▶ [Written exercise]:
Print the whole listing exactly.

▶ [Task data]:
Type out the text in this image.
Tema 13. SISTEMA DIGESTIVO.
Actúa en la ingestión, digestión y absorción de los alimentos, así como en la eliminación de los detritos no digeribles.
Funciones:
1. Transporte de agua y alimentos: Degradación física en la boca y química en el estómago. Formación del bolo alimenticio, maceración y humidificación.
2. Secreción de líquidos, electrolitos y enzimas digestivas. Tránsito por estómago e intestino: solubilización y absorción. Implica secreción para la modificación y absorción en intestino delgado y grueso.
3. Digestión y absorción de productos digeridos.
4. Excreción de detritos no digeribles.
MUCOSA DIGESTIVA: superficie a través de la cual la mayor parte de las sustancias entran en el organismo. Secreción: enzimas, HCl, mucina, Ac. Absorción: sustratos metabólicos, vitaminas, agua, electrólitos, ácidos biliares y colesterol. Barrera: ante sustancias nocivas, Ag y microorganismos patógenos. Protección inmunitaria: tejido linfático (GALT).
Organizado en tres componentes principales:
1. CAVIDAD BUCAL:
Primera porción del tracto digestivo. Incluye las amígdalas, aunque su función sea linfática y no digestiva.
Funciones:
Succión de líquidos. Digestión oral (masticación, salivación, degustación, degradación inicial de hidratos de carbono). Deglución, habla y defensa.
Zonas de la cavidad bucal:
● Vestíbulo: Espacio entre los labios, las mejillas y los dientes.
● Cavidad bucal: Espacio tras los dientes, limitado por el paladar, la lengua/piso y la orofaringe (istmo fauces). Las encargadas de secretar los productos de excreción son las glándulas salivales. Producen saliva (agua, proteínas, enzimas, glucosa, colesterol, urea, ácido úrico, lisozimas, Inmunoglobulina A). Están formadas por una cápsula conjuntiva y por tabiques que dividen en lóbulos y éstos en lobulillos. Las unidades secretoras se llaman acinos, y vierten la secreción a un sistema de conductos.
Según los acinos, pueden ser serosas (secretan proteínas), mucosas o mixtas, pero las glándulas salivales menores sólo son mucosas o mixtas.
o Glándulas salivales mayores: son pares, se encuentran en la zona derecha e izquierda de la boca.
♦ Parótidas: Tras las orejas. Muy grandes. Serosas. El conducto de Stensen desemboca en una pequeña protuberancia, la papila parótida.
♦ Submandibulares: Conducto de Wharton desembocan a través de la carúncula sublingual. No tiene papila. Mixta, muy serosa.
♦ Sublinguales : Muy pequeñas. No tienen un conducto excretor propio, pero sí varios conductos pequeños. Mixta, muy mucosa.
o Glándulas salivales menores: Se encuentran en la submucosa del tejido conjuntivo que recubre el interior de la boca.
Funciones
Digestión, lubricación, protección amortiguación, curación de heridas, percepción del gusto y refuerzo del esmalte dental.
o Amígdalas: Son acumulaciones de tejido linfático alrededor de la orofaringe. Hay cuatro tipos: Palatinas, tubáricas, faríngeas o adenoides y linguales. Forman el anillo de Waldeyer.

▶ [Output]:
Type out the text in this image.
Tema 13. SISTEMA DIGESTIVO.
Actúa en la ingestión, digestión y absorción de los alimentos, así como en la eliminación de los detritos no digeribles.
Funciones:
1. Transporte de agua y alimentos: Degradación física en la boca y química en el estómago. Formación del bolo alimenticio, maceración y humidificación.
2. Secreción de líquidos, electrolitos y enzimas digestivas. Tránsito por estómago e intestino: solubilización y absorción. Implica secreción para la modificación y absorción en intestino delgado y grueso.
3. Digestión y absorción de productos digeridos.
4. Excreción de detritos no digeribles.
MUCOSA DIGESTIVA: superficie a través de la cual la mayor parte de las sustancias entran en el organismo. Secreción: enzimas, HCl, mucina, Ac. Absorción: sustratos metabólicos, vitaminas, agua, electrólitos, ácidos biliares y colesterol. Barrera: ante sustancias nocivas, Ag y microorganismos patógenos. Protección inmunitaria: tejido linfático (GALT).
Organizado en tres componentes principales:
1. CAVIDAD BUCAL:
Primera porción del tracto digestivo. Incluye las amígdalas, aunque su función sea linfática y no digestiva.
Funciones:
Succión de líquidos. Digestión oral (masticación, salivación, degustación, degradación inicial de hidratos de carbono). Deglución, habla y defensa.
Zonas de la cavidad bucal:
● Vestíbulo: Espacio entre los labios, las mejillas y los dientes.
● Cavidad bucal: Espacio tras los dientes, limitado por el paladar, la lengua/piso y la orofaringe (istmo fauces). Las encargadas de secretar los productos de excreción son las glándulas salivales. Producen saliva (agua, proteínas, enzimas, glucosa, colesterol, urea, ácido úrico, lisozimas, Inmunoglobulina A). Están formadas por una cápsula conjuntiva y por tabiques que dividen en lóbulos y éstos en lobulillos. Las unidades secretoras se llaman acinos, y vierten la secreción a un sistema de conductos.
Según los acinos, pueden ser serosas (secretan proteínas), mucosas o mixtas, pero las glándulas salivales menores sólo son mucosas o mixtas.
o Glándulas salivales mayores: son pares, se encuentran en la zona derecha e izquierda de la boca.
♦ Parótidas: Tras las orejas. Muy grandes. Serosas. El conducto de Stensen desemboca en una pequeña protuberancia, la papila parótida.
♦ Submandibulares: Conducto de Wharton desembocan a través de la carúncula sublingual. No tiene papila. Mixta, muy serosa.
♦ Sublinguales : Muy pequeñas. No tienen un conducto excretor propio, pero sí varios conductos pequeños. Mixta, muy mucosa.
o Glándulas salivales menores: Se encuentran en la submucosa del tejido conjuntivo que recubre el interior de la boca.
Funciones
Digestión, lubricación, protección amortiguación, curación de heridas, percepción del gusto y refuerzo del esmalte dental.
o Amígdalas: Son acumulaciones de tejido linfático alrededor de la orofaringe. Hay cuatro tipos: Palatinas, tubáricas, faríngeas o adenoides y linguales. Forman el anillo de Waldeyer.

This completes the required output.